Texto extraído:
★ ★ ★ ★ ★
E nós, brasileiros, que deveríamos receber os royalties sobre
estes produtos, acabamos tendo que pagá-los, porque o governo repete
o comportamento da gestão anterior, que estancou o debate parlamentar
e produziu um texto que até hoje não foi enviado ao Congresso
Nacional.
A Convenção sobre Diversidade Biológica, assinada no Rio
de Janeiro em 1992, foi o marco para as novas abordagens legislativas, políticas
e econômicas sobre o tema do uso e proteção da biodiversidade.
Desse evento nasceram numerosas atividades públicas, individuais e coletivas
em relação à diversidade biológica, que foi definida
como tema de preocupação central da humanidade a partir de então.
No Brasil, em 1995, a então senadora Marina Silva apresentou um projeto
de lei que instalou o debate no âmbito do Poder Legislativo. Coube a mim,
a honra de ter sido o relator desse projeto e minha primeira preocupação
foi a de ampliar o debate junto à sociedade, da maneira mais democrática
possível. Às vezes em parceria com o Ministério do Meio
Ambiente e outras agências, outras isoladamente, promovemos reuniões
e audiências públicas em diversas regiões do País.
★ ★ ★ ★ ★
Dados fornecidos:

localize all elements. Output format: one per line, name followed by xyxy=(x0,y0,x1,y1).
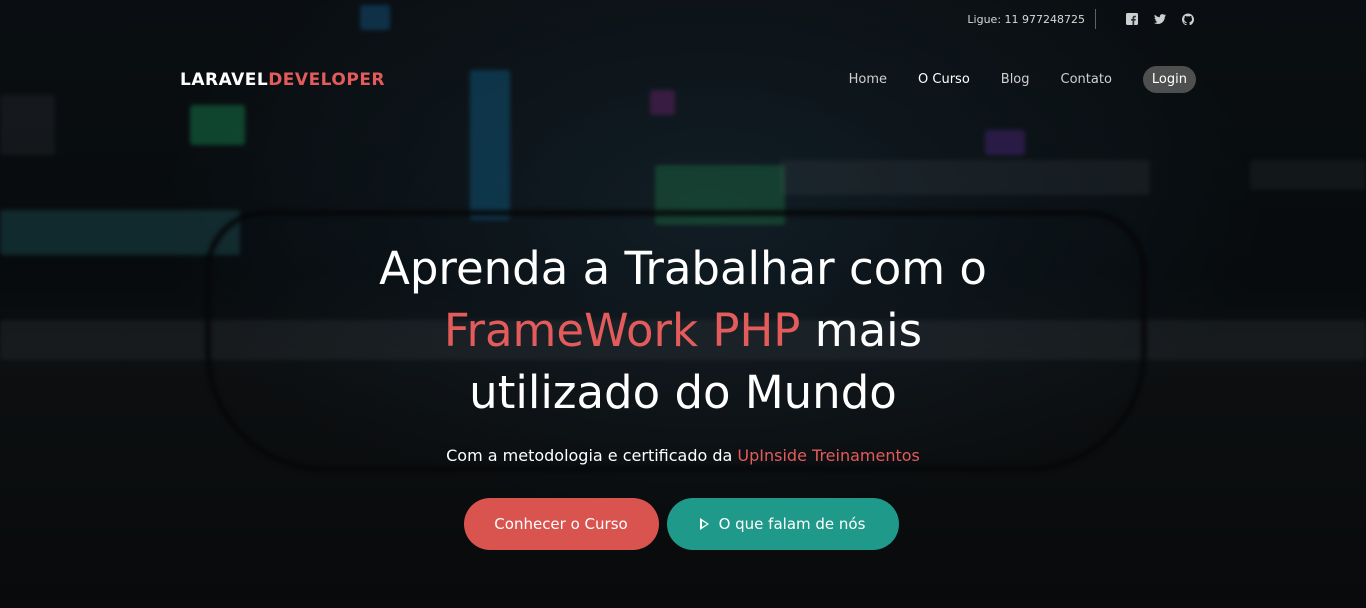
★ ★ ★ ★ ★
Lista de tarefas:
- A) De acordo com o texto extraído, em que ano a então senadora Marina Silva apresentou um projeto de lei no Brasil?
- B) Reproduza o trecho do texto extraído entre "A Convenção sobre" e "partir de então.", inclusive, e troque "humanidade" por "civilização".
Os dados não são necessários para realizar as tarefas.

Respostas em ordem:
- A) Em 1995.

- B)
A Convenção sobre Diversidade Biológica, assinada no Rio
de Janeiro em 1992, foi o marco para as novas abordagens legislativas, políticas
e econômicas sobre o tema do uso e proteção da biodiversidade.
Desse evento nasceram numerosas atividades públicas, individuais e coletivas
em relação à diversidade biológica, que foi definida
como tema de preocupação central da civilização a partir de então.